Required task :: Below are some records. Copy every line in them that holds "Lisans".

Provided data ::

========================

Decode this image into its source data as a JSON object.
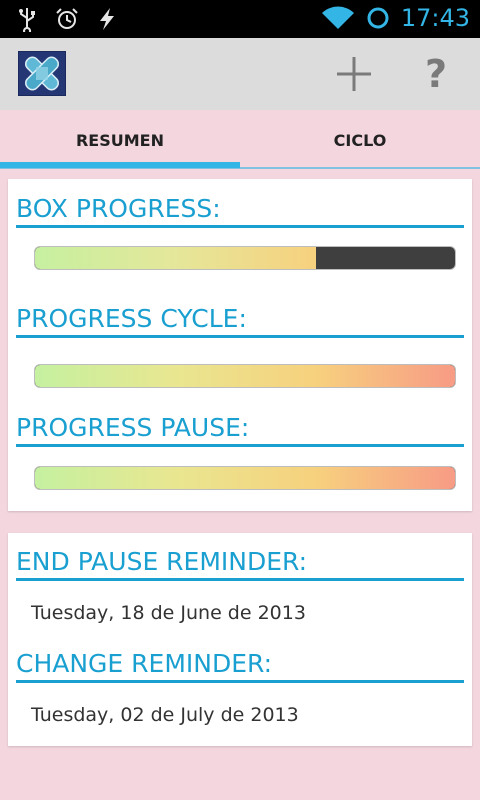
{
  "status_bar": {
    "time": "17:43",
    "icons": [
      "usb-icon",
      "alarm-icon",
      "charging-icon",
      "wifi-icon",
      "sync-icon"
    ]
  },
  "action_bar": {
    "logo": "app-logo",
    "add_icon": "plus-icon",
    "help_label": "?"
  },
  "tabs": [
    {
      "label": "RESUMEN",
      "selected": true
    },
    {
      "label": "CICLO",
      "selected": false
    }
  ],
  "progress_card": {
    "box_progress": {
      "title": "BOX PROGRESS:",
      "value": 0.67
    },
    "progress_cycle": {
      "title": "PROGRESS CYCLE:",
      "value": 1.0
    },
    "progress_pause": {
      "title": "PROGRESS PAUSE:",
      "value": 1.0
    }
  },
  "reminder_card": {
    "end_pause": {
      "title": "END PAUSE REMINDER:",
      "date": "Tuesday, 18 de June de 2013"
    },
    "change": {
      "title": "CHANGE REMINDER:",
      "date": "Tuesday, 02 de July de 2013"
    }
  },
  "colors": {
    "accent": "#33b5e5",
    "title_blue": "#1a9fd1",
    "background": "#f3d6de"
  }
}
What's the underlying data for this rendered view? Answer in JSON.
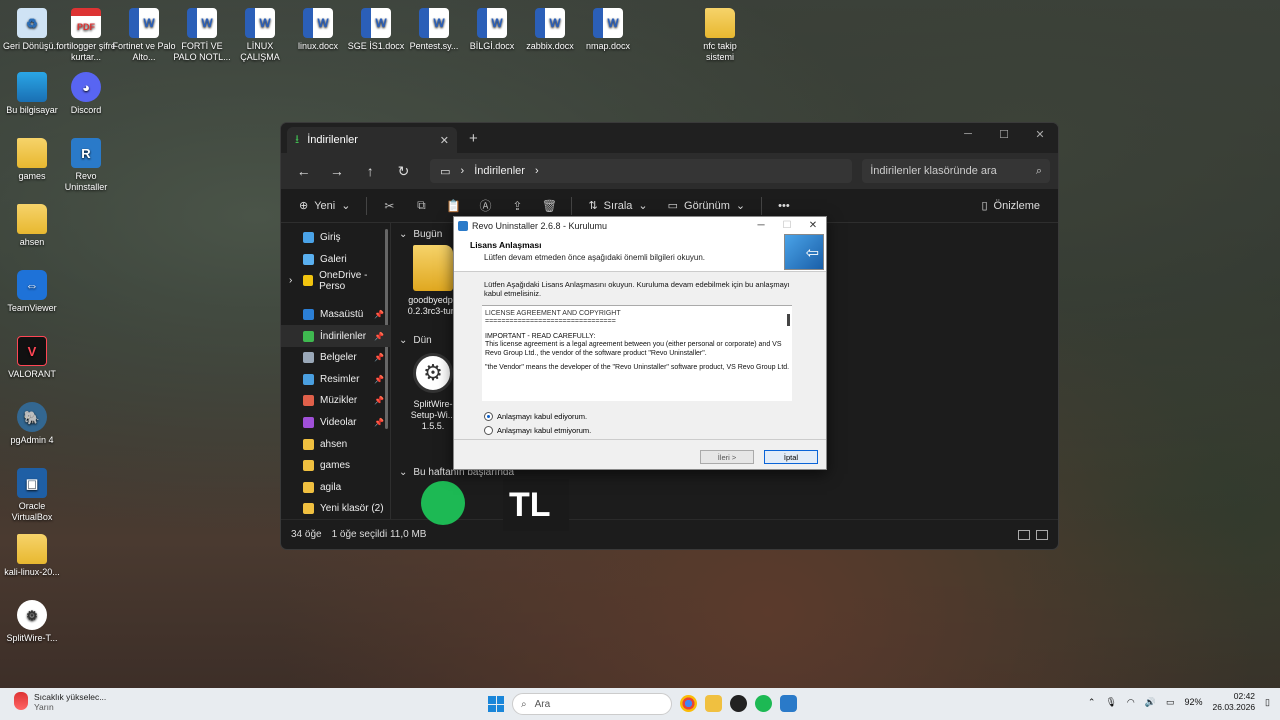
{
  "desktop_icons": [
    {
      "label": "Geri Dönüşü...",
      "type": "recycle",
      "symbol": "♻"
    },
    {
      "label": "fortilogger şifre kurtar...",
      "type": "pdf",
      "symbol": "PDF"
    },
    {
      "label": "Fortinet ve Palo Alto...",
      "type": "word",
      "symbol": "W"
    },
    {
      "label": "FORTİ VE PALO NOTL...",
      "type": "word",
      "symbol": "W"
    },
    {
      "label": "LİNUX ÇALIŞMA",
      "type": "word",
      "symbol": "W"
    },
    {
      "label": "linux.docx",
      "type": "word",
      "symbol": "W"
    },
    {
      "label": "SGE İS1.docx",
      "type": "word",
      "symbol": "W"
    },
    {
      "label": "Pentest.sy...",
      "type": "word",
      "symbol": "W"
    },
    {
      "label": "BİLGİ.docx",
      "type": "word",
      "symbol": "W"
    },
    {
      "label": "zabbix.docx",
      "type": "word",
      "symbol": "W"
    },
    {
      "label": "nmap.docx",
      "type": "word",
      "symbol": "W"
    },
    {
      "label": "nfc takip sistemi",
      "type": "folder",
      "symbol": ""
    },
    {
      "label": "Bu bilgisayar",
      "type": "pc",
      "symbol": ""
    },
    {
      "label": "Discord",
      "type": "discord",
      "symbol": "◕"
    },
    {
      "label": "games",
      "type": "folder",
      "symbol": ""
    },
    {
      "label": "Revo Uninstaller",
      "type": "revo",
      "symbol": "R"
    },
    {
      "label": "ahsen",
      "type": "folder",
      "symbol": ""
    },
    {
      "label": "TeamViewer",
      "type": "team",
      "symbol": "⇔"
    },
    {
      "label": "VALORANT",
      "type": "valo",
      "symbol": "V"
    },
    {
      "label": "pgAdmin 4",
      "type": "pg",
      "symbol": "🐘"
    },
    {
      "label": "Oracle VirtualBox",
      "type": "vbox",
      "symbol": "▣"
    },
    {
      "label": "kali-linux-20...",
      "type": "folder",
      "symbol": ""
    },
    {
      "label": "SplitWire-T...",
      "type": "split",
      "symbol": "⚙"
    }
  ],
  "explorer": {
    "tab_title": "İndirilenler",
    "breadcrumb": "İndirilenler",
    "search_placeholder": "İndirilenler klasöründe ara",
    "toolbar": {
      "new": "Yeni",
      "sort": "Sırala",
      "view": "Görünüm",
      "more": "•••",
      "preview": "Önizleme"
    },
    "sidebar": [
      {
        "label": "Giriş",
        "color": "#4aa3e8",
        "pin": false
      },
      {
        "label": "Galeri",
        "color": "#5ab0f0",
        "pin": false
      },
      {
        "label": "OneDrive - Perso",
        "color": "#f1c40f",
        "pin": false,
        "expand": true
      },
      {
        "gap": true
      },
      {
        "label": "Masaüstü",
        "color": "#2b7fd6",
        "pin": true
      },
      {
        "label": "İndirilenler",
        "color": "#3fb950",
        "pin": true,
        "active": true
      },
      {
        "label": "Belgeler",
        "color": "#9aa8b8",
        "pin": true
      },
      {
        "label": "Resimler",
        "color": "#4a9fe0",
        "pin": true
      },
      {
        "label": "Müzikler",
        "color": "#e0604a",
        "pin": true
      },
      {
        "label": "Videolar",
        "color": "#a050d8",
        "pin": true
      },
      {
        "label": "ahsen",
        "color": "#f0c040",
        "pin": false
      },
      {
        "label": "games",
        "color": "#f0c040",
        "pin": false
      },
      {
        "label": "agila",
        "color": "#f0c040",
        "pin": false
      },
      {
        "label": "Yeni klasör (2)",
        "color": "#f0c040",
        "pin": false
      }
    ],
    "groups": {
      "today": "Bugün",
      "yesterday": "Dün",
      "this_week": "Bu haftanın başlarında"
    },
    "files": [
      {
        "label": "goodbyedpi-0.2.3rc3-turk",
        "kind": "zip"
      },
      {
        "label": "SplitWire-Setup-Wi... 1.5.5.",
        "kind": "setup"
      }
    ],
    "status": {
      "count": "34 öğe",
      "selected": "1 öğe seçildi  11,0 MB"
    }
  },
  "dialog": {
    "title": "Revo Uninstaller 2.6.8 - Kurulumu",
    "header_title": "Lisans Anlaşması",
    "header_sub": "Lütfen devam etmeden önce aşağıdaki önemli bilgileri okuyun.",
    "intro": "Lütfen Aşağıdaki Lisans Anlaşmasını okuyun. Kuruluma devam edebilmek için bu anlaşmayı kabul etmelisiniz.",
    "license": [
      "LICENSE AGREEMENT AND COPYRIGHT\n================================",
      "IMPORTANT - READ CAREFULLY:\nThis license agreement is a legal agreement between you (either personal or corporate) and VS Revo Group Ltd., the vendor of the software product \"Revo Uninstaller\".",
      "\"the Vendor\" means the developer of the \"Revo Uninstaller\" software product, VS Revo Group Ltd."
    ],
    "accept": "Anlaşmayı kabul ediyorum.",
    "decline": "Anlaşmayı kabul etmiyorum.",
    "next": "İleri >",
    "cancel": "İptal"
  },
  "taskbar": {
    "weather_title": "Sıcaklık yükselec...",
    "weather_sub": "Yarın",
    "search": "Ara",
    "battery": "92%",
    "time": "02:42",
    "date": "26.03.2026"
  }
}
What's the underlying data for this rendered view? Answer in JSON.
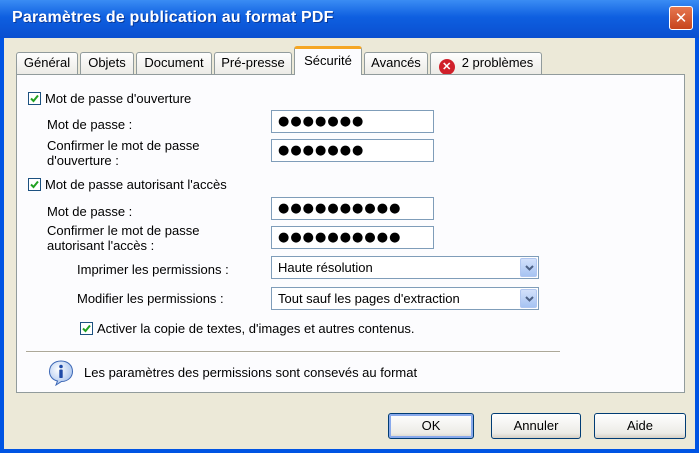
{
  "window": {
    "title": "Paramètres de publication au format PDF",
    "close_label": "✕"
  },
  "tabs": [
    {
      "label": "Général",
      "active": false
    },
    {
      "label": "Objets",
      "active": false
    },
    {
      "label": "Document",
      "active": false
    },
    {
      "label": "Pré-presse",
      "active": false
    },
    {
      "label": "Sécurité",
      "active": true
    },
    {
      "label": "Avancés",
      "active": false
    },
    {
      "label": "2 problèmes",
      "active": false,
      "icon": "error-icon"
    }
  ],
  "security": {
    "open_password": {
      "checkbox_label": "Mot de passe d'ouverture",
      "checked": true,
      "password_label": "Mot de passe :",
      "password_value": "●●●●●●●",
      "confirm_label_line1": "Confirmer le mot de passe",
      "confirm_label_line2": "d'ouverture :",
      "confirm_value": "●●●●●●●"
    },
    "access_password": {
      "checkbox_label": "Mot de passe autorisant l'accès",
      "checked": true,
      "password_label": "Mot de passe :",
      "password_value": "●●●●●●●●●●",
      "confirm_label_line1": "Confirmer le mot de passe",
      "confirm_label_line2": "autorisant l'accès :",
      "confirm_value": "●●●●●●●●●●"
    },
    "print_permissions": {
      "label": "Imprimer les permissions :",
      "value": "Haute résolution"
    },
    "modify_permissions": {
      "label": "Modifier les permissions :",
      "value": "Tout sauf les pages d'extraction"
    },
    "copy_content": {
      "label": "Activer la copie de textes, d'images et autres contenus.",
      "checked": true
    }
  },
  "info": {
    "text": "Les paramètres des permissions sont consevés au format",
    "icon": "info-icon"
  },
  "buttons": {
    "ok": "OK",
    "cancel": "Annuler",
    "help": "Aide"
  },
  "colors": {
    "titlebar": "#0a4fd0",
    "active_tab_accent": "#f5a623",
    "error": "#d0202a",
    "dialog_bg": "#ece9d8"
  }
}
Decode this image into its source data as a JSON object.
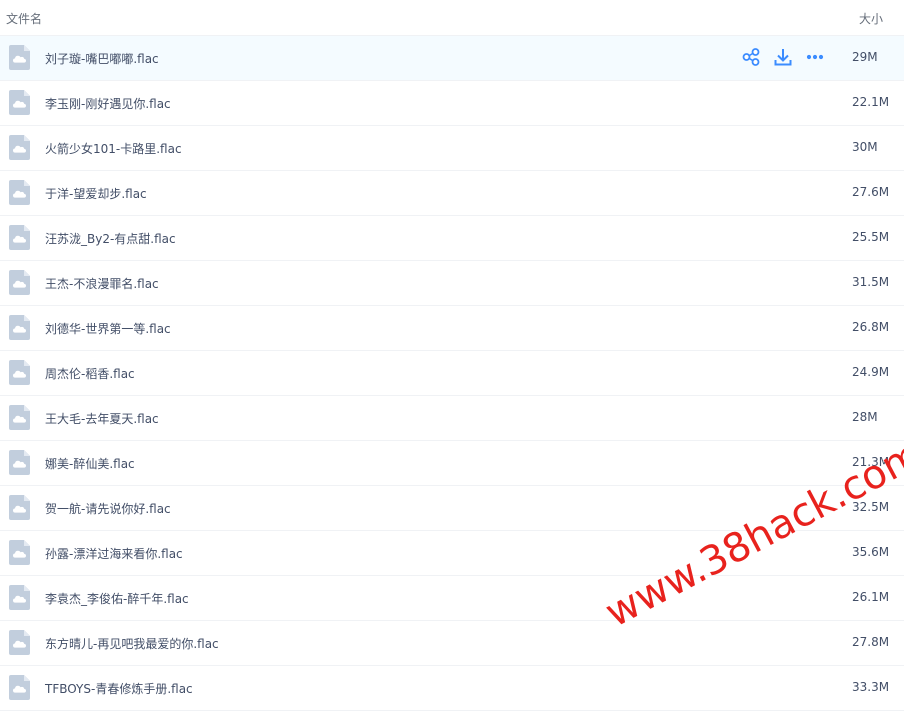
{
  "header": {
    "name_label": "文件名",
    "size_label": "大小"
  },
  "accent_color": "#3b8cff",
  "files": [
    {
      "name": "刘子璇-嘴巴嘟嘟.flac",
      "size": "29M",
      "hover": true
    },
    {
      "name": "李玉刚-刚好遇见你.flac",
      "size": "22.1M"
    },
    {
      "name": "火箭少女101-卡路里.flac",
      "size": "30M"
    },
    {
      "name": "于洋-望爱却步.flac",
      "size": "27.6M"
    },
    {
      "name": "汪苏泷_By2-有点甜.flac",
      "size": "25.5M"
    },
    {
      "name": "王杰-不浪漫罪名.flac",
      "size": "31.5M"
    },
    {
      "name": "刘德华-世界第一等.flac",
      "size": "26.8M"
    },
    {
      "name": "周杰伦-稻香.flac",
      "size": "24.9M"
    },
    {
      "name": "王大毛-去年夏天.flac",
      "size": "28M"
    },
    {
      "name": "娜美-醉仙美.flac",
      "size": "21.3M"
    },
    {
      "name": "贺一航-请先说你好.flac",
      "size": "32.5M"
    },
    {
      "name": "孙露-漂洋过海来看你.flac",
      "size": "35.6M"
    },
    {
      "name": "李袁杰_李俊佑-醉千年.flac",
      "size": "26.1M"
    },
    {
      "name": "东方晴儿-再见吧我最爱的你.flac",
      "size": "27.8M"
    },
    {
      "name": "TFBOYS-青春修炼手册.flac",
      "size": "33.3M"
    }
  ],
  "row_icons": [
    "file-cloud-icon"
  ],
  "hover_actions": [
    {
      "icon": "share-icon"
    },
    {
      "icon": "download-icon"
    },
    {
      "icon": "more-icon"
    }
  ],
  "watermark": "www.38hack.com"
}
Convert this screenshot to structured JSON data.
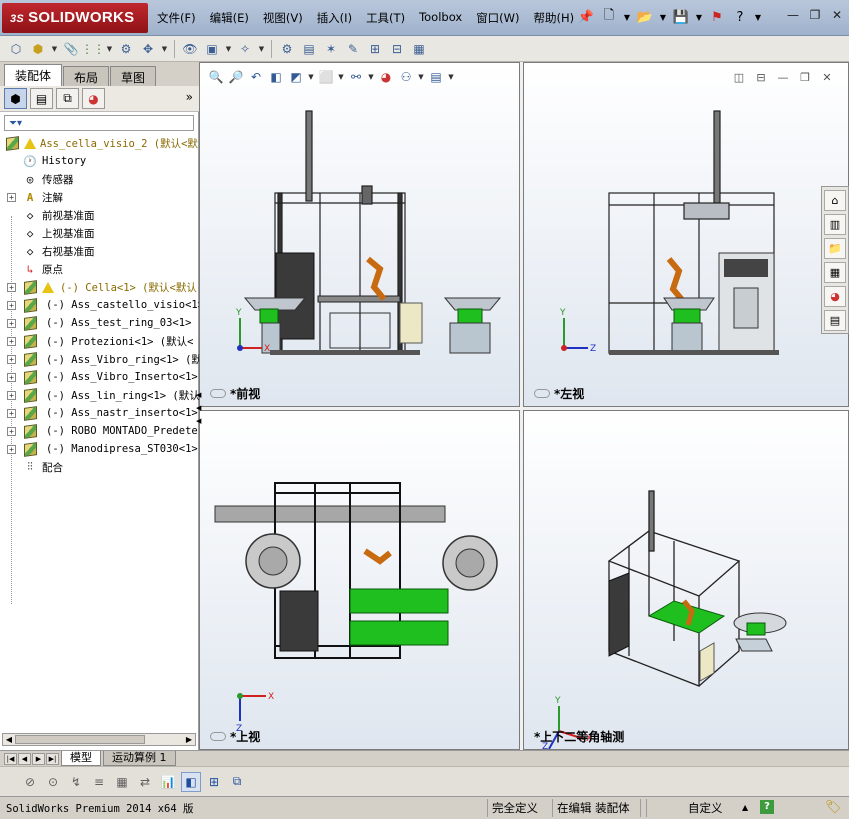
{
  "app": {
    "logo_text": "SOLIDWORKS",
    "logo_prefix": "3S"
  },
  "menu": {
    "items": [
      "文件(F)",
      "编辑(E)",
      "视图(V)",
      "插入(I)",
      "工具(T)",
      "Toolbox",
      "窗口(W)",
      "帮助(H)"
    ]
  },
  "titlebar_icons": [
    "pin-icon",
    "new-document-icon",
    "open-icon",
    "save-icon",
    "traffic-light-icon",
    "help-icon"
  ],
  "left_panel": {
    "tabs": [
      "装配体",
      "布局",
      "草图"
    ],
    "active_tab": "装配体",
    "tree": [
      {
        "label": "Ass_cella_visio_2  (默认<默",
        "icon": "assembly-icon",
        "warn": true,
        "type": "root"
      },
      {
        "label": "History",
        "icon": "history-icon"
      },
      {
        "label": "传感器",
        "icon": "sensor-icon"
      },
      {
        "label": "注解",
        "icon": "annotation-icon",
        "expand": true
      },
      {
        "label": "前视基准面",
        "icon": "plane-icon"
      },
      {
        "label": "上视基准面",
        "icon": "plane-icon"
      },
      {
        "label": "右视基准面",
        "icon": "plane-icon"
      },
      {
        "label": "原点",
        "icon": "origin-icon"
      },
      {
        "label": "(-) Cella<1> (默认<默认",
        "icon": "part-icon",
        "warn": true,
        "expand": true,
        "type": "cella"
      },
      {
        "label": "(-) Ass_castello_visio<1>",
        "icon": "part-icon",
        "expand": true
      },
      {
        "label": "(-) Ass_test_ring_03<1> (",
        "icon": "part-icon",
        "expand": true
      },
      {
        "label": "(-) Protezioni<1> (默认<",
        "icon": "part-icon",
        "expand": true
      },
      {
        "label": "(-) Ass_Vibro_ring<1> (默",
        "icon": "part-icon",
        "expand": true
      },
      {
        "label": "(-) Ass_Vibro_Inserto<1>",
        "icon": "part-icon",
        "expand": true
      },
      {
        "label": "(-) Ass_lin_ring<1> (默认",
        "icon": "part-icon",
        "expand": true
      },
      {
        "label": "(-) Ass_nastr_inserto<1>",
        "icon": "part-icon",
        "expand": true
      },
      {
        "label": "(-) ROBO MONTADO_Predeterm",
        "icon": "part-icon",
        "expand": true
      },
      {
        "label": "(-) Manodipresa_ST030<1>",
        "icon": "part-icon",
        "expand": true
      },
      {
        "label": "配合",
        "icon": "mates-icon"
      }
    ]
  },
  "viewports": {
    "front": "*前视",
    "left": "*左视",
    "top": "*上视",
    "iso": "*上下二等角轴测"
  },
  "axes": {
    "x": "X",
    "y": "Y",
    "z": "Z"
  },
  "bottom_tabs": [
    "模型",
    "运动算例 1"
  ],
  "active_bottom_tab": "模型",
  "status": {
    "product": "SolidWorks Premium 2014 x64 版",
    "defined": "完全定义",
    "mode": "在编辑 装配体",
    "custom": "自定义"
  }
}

========================

Written response ::
    "header_title": "Lisans Anlaşması",
    "intro": "Lütfen Aşağıdaki Lisans Anlaşmasını okuyun. Kuruluma devam edebilmek için bu anlaşmayı kabul etmelisiniz.",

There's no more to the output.